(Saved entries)
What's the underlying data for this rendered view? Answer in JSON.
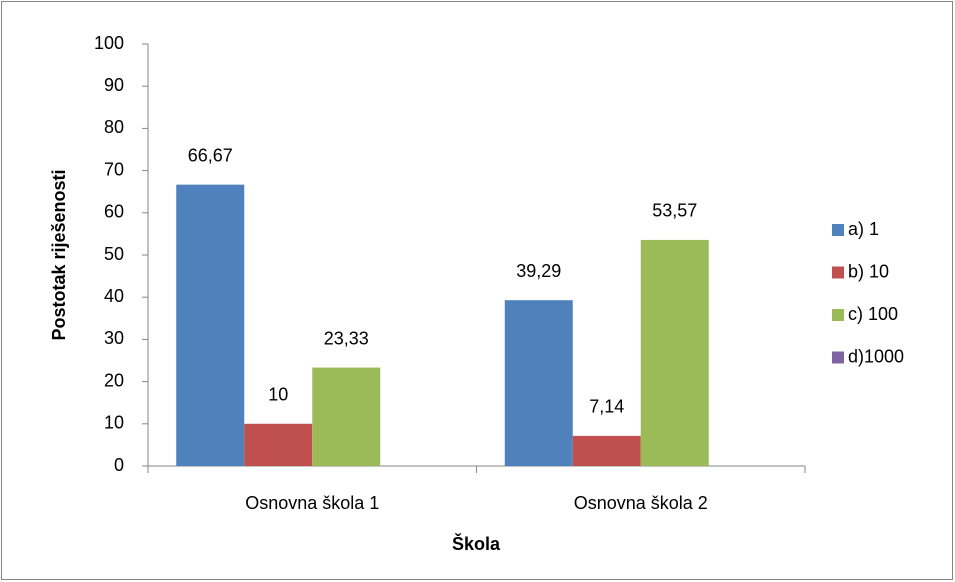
{
  "chart_data": {
    "type": "bar",
    "categories": [
      "Osnovna škola 1",
      "Osnovna škola 2"
    ],
    "x_label": "Škola",
    "y_label": "Postotak riješenosti",
    "series": [
      {
        "name": "a) 1",
        "color": "#4f81bd",
        "values": [
          66.67,
          39.29
        ],
        "value_labels": [
          "66,67",
          "39,29"
        ]
      },
      {
        "name": "b) 10",
        "color": "#c0504d",
        "values": [
          10,
          7.14
        ],
        "value_labels": [
          "10",
          "7,14"
        ]
      },
      {
        "name": "c) 100",
        "color": "#9bbb59",
        "values": [
          23.33,
          53.57
        ],
        "value_labels": [
          "23,33",
          "53,57"
        ]
      },
      {
        "name": "d)1000",
        "color": "#8064a2",
        "values": [
          null,
          null
        ],
        "value_labels": [
          null,
          null
        ]
      }
    ],
    "ylim": [
      0,
      100
    ],
    "yticks": [
      0,
      10,
      20,
      30,
      40,
      50,
      60,
      70,
      80,
      90,
      100
    ],
    "legend": "right"
  }
}
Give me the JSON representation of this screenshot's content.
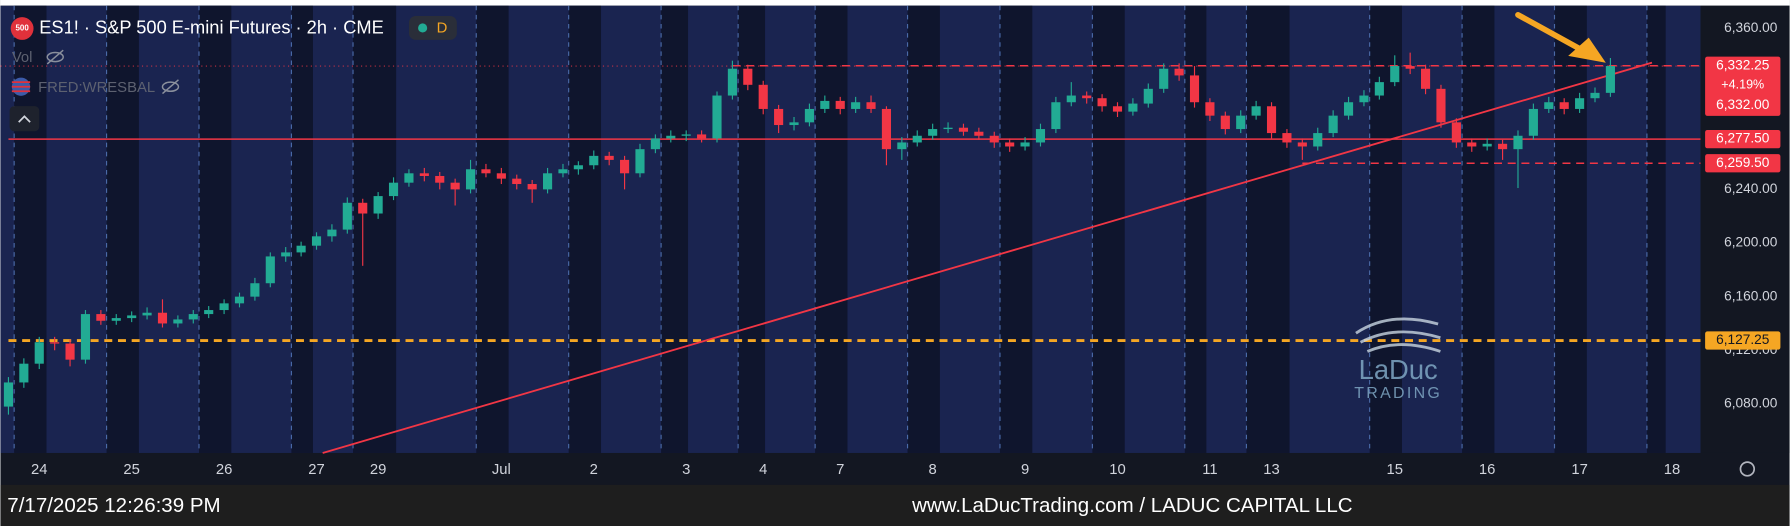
{
  "chart_data": {
    "type": "candlestick",
    "title": "ES1! · S&P 500 E-mini Futures · 2h · CME",
    "symbol_badge": "500",
    "resolution_badge": "D",
    "indicators": [
      "Vol",
      "FRED:WRESBAL"
    ],
    "categories": [
      null,
      null,
      "24",
      null,
      null,
      null,
      null,
      null,
      "25",
      null,
      null,
      null,
      null,
      null,
      "26",
      null,
      null,
      null,
      null,
      null,
      "27",
      null,
      null,
      null,
      "29",
      null,
      null,
      null,
      null,
      null,
      null,
      null,
      "Jul",
      null,
      null,
      null,
      null,
      null,
      "2",
      null,
      null,
      null,
      null,
      null,
      "3",
      null,
      null,
      null,
      null,
      "4",
      null,
      null,
      null,
      null,
      "7",
      null,
      null,
      null,
      null,
      null,
      "8",
      null,
      null,
      null,
      null,
      null,
      "9",
      null,
      null,
      null,
      null,
      null,
      "10",
      null,
      null,
      null,
      null,
      null,
      "11",
      null,
      null,
      null,
      "13",
      null,
      null,
      null,
      null,
      null,
      null,
      null,
      "15",
      null,
      null,
      null,
      null,
      null,
      "16",
      null,
      null,
      null,
      null,
      null,
      "17",
      null,
      null,
      null,
      null,
      null,
      "18"
    ],
    "candles": [
      [
        6078,
        6100,
        6072,
        6096
      ],
      [
        6096,
        6114,
        6092,
        6110
      ],
      [
        6110,
        6130,
        6106,
        6126
      ],
      [
        6126,
        6130,
        6120,
        6125
      ],
      [
        6125,
        6128,
        6108,
        6113
      ],
      [
        6113,
        6150,
        6110,
        6147
      ],
      [
        6147,
        6150,
        6139,
        6142
      ],
      [
        6142,
        6147,
        6139,
        6144
      ],
      [
        6144,
        6149,
        6141,
        6146
      ],
      [
        6146,
        6152,
        6143,
        6148
      ],
      [
        6148,
        6158,
        6137,
        6140
      ],
      [
        6140,
        6146,
        6137,
        6143
      ],
      [
        6143,
        6150,
        6140,
        6147
      ],
      [
        6147,
        6153,
        6144,
        6150
      ],
      [
        6150,
        6158,
        6147,
        6155
      ],
      [
        6155,
        6163,
        6152,
        6160
      ],
      [
        6160,
        6174,
        6157,
        6170
      ],
      [
        6170,
        6193,
        6167,
        6190
      ],
      [
        6190,
        6197,
        6186,
        6193
      ],
      [
        6193,
        6201,
        6190,
        6198
      ],
      [
        6198,
        6208,
        6195,
        6205
      ],
      [
        6205,
        6214,
        6201,
        6210
      ],
      [
        6210,
        6234,
        6207,
        6230
      ],
      [
        6230,
        6233,
        6183,
        6222
      ],
      [
        6222,
        6238,
        6218,
        6235
      ],
      [
        6235,
        6249,
        6232,
        6245
      ],
      [
        6245,
        6255,
        6242,
        6252
      ],
      [
        6252,
        6256,
        6246,
        6250
      ],
      [
        6250,
        6253,
        6240,
        6245
      ],
      [
        6245,
        6248,
        6228,
        6240
      ],
      [
        6240,
        6262,
        6237,
        6255
      ],
      [
        6255,
        6259,
        6249,
        6252
      ],
      [
        6252,
        6256,
        6244,
        6248
      ],
      [
        6248,
        6251,
        6240,
        6244
      ],
      [
        6244,
        6247,
        6230,
        6240
      ],
      [
        6240,
        6256,
        6237,
        6252
      ],
      [
        6252,
        6259,
        6249,
        6255
      ],
      [
        6255,
        6261,
        6251,
        6258
      ],
      [
        6258,
        6269,
        6255,
        6265
      ],
      [
        6265,
        6268,
        6258,
        6262
      ],
      [
        6262,
        6265,
        6240,
        6252
      ],
      [
        6252,
        6274,
        6249,
        6270
      ],
      [
        6270,
        6281,
        6267,
        6278
      ],
      [
        6278,
        6284,
        6275,
        6280
      ],
      [
        6280,
        6284,
        6276,
        6281
      ],
      [
        6281,
        6284,
        6275,
        6278
      ],
      [
        6278,
        6313,
        6275,
        6310
      ],
      [
        6310,
        6336,
        6307,
        6330
      ],
      [
        6330,
        6333,
        6314,
        6318
      ],
      [
        6318,
        6321,
        6296,
        6300
      ],
      [
        6300,
        6303,
        6282,
        6288
      ],
      [
        6288,
        6294,
        6284,
        6290
      ],
      [
        6290,
        6304,
        6287,
        6300
      ],
      [
        6300,
        6310,
        6297,
        6306
      ],
      [
        6306,
        6309,
        6296,
        6300
      ],
      [
        6300,
        6309,
        6297,
        6305
      ],
      [
        6305,
        6310,
        6297,
        6300
      ],
      [
        6300,
        6302,
        6258,
        6270
      ],
      [
        6270,
        6279,
        6262,
        6275
      ],
      [
        6275,
        6284,
        6272,
        6280
      ],
      [
        6280,
        6289,
        6277,
        6285
      ],
      [
        6285,
        6290,
        6282,
        6286
      ],
      [
        6286,
        6289,
        6280,
        6283
      ],
      [
        6283,
        6286,
        6277,
        6280
      ],
      [
        6280,
        6283,
        6271,
        6275
      ],
      [
        6275,
        6278,
        6268,
        6272
      ],
      [
        6272,
        6279,
        6269,
        6275
      ],
      [
        6275,
        6289,
        6272,
        6285
      ],
      [
        6285,
        6309,
        6282,
        6305
      ],
      [
        6305,
        6320,
        6302,
        6310
      ],
      [
        6310,
        6313,
        6304,
        6308
      ],
      [
        6308,
        6311,
        6298,
        6302
      ],
      [
        6302,
        6305,
        6294,
        6298
      ],
      [
        6298,
        6308,
        6295,
        6304
      ],
      [
        6304,
        6319,
        6301,
        6315
      ],
      [
        6315,
        6334,
        6312,
        6330
      ],
      [
        6330,
        6334,
        6321,
        6325
      ],
      [
        6325,
        6332,
        6301,
        6305
      ],
      [
        6305,
        6308,
        6291,
        6295
      ],
      [
        6295,
        6298,
        6281,
        6285
      ],
      [
        6285,
        6299,
        6282,
        6295
      ],
      [
        6295,
        6306,
        6292,
        6302
      ],
      [
        6302,
        6305,
        6278,
        6282
      ],
      [
        6282,
        6285,
        6271,
        6275
      ],
      [
        6275,
        6278,
        6262,
        6272
      ],
      [
        6272,
        6286,
        6269,
        6282
      ],
      [
        6282,
        6299,
        6279,
        6295
      ],
      [
        6295,
        6309,
        6292,
        6305
      ],
      [
        6305,
        6314,
        6302,
        6310
      ],
      [
        6310,
        6324,
        6307,
        6320
      ],
      [
        6320,
        6340,
        6317,
        6332
      ],
      [
        6332,
        6342,
        6326,
        6330
      ],
      [
        6330,
        6333,
        6311,
        6315
      ],
      [
        6315,
        6318,
        6286,
        6290
      ],
      [
        6290,
        6293,
        6271,
        6275
      ],
      [
        6275,
        6278,
        6268,
        6272
      ],
      [
        6272,
        6278,
        6269,
        6274
      ],
      [
        6274,
        6277,
        6262,
        6270
      ],
      [
        6270,
        6284,
        6241,
        6280
      ],
      [
        6280,
        6304,
        6277,
        6300
      ],
      [
        6300,
        6309,
        6297,
        6305
      ],
      [
        6305,
        6308,
        6296,
        6300
      ],
      [
        6300,
        6312,
        6297,
        6308
      ],
      [
        6308,
        6316,
        6305,
        6312
      ],
      [
        6312,
        6338,
        6309,
        6332
      ],
      null,
      null,
      null,
      null
    ],
    "up_color": "#22ab94",
    "down_color": "#f23645",
    "ylim": [
      6043.4,
      6377.0
    ],
    "yticks": [
      {
        "value": 6360,
        "label": "6,360.00"
      },
      {
        "value": 6240,
        "label": "6,240.00"
      },
      {
        "value": 6200,
        "label": "6,200.00"
      },
      {
        "value": 6160,
        "label": "6,160.00"
      },
      {
        "value": 6120,
        "label": "6,120.00"
      },
      {
        "value": 6080,
        "label": "6,080.00"
      }
    ],
    "levels": [
      {
        "value": 6332.25,
        "label": "6,332.25",
        "color": "#f23645",
        "style": "dashed",
        "from_index": 47
      },
      {
        "value": 6277.5,
        "label": "6,277.50",
        "color": "#f23645",
        "style": "solid",
        "from_index": 0
      },
      {
        "value": 6259.5,
        "label": "6,259.50",
        "color": "#f23645",
        "style": "dashed",
        "from_index": 84
      },
      {
        "value": 6127.25,
        "label": "6,127.25",
        "color": "#f5a623",
        "style": "dashed",
        "from_index": 0
      }
    ],
    "last_price": {
      "value": 6332,
      "label": "6,332.00"
    },
    "change": {
      "value": 4.19,
      "label": "+4.19%"
    },
    "trendline": {
      "from": [
        20.4,
        6043.4
      ],
      "to": [
        106.7,
        6334.5
      ],
      "color": "#f23645"
    },
    "watermark": [
      "LaDuc",
      "TRADING"
    ],
    "footer": {
      "timestamp": "7/17/2025 12:26:39 PM",
      "credit": "www.LaDucTrading.com / LADUC CAPITAL LLC"
    }
  }
}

**Task brief:** From the data above, copy each line that holds "name".

**Completed task:**
        "name": "a) 1",
        "name": "b) 10",
        "name": "c) 100",
        "name": "d)1000",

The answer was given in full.